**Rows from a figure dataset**
>>>>>
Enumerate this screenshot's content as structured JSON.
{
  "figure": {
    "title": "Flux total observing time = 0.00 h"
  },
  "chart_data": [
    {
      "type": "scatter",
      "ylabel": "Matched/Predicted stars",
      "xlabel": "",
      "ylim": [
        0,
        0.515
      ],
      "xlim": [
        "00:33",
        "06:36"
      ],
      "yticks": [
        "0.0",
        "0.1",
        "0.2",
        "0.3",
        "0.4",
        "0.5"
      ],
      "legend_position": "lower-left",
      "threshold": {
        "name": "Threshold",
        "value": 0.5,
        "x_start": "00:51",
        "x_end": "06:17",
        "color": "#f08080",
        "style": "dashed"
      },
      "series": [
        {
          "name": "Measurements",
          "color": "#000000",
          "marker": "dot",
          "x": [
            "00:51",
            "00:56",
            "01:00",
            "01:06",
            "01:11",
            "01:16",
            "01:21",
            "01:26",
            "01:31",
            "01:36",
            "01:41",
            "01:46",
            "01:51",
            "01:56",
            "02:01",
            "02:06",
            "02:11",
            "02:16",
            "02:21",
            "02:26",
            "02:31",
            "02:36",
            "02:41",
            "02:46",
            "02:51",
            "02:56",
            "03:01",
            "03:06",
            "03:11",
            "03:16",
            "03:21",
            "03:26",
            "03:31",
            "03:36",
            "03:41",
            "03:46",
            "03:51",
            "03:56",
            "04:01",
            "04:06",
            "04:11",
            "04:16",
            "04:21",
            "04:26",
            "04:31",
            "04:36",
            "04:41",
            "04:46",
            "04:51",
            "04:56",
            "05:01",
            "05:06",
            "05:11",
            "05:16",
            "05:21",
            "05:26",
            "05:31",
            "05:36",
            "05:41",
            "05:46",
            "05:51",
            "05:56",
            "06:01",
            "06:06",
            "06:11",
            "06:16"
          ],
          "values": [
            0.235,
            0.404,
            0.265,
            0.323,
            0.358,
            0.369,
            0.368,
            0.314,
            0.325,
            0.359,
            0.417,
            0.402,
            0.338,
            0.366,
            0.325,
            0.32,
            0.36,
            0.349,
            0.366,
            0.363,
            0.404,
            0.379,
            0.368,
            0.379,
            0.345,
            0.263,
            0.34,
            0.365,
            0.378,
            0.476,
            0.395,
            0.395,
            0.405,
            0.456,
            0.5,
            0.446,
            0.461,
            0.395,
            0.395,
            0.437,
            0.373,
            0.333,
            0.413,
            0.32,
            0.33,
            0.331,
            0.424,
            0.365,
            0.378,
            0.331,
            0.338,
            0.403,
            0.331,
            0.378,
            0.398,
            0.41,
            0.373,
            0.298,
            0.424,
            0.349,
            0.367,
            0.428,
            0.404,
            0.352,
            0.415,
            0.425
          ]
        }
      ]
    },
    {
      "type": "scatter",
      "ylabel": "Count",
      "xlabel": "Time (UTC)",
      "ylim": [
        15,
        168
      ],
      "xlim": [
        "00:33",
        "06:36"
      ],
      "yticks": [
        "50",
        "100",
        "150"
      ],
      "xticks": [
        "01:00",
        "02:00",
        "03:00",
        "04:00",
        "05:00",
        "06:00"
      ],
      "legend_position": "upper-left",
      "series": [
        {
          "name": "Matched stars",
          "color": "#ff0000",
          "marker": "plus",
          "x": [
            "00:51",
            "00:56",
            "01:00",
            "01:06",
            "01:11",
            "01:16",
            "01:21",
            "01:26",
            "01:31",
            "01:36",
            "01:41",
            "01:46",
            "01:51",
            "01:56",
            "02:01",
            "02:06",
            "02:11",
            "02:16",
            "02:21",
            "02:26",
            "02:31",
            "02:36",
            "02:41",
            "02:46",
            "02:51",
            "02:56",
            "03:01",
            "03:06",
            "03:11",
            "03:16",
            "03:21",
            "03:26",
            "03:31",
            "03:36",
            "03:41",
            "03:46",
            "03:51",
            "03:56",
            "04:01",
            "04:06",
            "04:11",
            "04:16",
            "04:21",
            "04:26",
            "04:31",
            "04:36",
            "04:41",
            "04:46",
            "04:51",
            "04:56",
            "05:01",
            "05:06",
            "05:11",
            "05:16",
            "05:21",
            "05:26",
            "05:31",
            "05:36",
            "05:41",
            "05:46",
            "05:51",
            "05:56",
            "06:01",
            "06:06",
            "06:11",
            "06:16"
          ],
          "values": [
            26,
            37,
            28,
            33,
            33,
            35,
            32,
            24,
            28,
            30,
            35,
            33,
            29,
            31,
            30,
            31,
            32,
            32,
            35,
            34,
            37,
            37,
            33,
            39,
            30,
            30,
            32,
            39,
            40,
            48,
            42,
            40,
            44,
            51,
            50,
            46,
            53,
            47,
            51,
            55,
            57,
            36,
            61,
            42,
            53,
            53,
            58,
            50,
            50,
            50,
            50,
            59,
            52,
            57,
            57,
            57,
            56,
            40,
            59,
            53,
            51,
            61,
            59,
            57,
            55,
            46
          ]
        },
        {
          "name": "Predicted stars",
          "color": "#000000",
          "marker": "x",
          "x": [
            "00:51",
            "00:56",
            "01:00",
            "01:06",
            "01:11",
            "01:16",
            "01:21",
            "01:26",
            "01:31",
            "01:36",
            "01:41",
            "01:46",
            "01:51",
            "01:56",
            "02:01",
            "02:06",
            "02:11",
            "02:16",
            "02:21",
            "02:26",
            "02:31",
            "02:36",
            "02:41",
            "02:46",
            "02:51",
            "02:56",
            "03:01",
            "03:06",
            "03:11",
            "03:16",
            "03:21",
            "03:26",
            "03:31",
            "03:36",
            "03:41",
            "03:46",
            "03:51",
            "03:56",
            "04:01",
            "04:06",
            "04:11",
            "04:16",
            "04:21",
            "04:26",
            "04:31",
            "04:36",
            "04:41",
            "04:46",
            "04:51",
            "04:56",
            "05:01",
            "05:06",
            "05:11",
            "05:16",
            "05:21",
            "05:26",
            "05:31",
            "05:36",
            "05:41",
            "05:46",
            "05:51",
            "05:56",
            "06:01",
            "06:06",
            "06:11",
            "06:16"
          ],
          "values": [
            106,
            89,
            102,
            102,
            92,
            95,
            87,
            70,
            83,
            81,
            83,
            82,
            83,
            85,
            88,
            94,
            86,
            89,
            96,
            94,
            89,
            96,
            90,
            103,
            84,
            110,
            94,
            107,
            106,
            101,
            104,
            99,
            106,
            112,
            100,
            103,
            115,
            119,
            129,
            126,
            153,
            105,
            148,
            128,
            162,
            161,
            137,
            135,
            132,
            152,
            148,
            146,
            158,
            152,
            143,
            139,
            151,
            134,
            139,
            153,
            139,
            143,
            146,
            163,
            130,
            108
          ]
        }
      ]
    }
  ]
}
<<<<<
**AIM**
Count each line above in which the string "color" appears, then state only the total.

**RESPONSE**
4